== Extracted data entries ==

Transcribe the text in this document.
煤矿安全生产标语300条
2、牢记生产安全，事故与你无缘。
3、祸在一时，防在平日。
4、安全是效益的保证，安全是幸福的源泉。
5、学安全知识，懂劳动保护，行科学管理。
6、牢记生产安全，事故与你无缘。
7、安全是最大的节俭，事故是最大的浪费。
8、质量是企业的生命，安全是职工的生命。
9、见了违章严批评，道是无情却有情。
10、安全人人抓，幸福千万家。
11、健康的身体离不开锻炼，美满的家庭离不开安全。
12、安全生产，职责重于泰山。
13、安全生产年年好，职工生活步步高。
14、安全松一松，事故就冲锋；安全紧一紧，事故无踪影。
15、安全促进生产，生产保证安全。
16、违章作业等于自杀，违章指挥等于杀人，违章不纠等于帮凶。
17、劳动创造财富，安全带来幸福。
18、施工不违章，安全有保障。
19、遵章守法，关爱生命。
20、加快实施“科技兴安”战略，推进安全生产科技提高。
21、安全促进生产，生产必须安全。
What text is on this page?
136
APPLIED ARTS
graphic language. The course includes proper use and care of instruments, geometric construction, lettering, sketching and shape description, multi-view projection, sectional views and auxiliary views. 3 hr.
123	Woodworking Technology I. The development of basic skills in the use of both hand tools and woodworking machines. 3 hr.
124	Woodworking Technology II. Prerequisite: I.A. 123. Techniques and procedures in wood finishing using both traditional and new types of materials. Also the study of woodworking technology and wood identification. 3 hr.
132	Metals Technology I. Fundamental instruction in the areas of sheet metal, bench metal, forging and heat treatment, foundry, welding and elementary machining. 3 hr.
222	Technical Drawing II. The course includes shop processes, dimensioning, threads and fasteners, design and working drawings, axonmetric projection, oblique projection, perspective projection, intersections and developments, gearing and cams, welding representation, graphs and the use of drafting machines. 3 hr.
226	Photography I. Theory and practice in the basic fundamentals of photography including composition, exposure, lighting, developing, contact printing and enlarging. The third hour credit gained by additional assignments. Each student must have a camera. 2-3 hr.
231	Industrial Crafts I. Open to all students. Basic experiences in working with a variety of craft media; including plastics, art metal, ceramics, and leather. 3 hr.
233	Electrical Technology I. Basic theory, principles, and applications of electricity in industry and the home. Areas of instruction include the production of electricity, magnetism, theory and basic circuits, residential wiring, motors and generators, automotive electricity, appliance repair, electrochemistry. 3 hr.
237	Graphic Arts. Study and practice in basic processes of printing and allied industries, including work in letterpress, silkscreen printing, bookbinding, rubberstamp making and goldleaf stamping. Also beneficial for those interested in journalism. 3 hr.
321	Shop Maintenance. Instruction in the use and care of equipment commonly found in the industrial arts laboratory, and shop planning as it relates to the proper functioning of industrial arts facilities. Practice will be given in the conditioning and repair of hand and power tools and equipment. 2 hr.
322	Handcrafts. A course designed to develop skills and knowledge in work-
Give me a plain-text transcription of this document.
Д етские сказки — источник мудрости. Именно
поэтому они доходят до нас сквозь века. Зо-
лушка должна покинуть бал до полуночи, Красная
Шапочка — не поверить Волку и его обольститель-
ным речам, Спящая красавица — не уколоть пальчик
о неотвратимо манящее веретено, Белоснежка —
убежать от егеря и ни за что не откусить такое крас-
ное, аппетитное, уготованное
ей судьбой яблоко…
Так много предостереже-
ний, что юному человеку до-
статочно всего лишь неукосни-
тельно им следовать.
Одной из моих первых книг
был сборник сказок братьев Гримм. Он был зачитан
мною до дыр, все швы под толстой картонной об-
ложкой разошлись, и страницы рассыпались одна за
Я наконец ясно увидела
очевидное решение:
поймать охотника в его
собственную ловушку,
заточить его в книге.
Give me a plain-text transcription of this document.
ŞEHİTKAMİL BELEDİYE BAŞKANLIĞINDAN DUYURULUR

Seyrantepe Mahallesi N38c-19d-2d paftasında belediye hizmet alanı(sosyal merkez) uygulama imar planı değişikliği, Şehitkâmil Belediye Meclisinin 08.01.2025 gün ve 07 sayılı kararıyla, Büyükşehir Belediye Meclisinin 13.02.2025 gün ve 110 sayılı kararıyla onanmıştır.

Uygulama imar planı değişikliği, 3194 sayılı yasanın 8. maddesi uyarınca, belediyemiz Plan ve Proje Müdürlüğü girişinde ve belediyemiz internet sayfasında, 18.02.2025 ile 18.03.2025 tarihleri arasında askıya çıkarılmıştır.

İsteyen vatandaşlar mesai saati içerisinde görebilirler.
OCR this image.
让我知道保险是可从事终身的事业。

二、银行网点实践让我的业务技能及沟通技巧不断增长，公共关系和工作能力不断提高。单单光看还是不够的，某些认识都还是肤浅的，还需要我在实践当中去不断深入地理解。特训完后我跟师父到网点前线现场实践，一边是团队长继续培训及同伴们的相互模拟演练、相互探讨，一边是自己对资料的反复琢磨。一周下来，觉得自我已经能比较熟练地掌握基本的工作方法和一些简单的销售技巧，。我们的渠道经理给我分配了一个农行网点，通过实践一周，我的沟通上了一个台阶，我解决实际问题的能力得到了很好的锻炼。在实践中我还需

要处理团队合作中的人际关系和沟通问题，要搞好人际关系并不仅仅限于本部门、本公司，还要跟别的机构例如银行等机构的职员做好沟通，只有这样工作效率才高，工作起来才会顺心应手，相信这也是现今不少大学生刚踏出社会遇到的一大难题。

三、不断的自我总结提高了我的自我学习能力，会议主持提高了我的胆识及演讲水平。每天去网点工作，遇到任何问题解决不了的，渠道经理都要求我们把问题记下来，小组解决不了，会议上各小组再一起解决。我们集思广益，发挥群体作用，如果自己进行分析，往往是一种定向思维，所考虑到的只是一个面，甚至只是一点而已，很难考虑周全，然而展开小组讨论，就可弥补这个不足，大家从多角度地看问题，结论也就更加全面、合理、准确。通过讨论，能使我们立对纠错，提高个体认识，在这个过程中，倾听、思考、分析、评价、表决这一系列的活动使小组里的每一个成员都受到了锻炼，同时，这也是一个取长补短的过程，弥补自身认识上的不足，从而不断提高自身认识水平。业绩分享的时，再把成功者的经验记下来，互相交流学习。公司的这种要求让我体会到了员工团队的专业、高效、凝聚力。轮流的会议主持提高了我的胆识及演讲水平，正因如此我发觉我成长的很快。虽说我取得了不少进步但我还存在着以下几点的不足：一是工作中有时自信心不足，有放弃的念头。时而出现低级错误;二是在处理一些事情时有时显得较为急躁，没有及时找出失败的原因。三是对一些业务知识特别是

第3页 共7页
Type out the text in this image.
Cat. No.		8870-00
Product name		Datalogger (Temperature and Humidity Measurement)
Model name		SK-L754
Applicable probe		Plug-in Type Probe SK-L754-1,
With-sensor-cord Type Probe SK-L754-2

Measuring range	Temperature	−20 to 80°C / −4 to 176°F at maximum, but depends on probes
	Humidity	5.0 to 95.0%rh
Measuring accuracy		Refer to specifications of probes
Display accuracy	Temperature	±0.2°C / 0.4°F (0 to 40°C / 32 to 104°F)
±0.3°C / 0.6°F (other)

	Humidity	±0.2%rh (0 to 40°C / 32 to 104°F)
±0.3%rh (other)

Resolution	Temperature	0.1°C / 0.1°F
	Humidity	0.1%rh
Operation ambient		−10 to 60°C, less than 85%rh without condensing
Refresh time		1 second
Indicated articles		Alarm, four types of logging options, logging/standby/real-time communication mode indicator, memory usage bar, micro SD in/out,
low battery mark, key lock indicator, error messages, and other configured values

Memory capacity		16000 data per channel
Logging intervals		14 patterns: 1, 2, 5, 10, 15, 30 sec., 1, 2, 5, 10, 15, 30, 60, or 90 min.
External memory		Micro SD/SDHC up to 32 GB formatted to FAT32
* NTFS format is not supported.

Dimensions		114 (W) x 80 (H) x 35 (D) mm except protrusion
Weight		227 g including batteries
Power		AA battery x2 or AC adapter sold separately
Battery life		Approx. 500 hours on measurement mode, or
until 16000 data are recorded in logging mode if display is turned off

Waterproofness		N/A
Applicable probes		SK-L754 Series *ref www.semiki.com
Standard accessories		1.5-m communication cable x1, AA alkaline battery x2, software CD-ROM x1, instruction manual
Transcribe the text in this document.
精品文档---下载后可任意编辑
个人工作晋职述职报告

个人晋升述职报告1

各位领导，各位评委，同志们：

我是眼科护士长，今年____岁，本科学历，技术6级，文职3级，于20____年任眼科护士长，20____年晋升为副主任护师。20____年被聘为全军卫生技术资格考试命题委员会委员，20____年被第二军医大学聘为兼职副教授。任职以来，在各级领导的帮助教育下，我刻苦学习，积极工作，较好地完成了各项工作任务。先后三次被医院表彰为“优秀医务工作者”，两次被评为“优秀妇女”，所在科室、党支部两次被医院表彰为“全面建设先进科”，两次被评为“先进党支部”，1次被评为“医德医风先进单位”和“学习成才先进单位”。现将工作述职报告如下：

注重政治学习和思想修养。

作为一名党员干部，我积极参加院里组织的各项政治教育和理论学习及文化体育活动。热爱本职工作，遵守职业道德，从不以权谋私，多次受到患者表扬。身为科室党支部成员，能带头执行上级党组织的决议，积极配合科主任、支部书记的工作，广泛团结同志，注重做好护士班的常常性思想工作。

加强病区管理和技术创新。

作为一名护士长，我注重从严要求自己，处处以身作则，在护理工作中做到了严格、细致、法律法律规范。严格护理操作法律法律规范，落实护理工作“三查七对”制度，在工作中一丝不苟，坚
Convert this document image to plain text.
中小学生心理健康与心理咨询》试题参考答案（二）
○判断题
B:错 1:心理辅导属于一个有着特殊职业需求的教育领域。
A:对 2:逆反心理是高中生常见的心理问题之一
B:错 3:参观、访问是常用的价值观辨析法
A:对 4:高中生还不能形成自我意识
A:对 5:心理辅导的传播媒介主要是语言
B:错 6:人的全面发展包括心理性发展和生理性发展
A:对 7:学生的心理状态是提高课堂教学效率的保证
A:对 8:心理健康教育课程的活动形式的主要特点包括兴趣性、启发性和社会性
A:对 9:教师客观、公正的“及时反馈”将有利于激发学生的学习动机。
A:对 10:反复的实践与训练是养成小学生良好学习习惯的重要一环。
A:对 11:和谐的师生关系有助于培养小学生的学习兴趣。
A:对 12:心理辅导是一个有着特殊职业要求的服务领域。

== WRITTEN REQUEST ==
Give only the number of lines in the data that include the string "Woodworking".

== OUTPUT FOR THIS TASK ==
2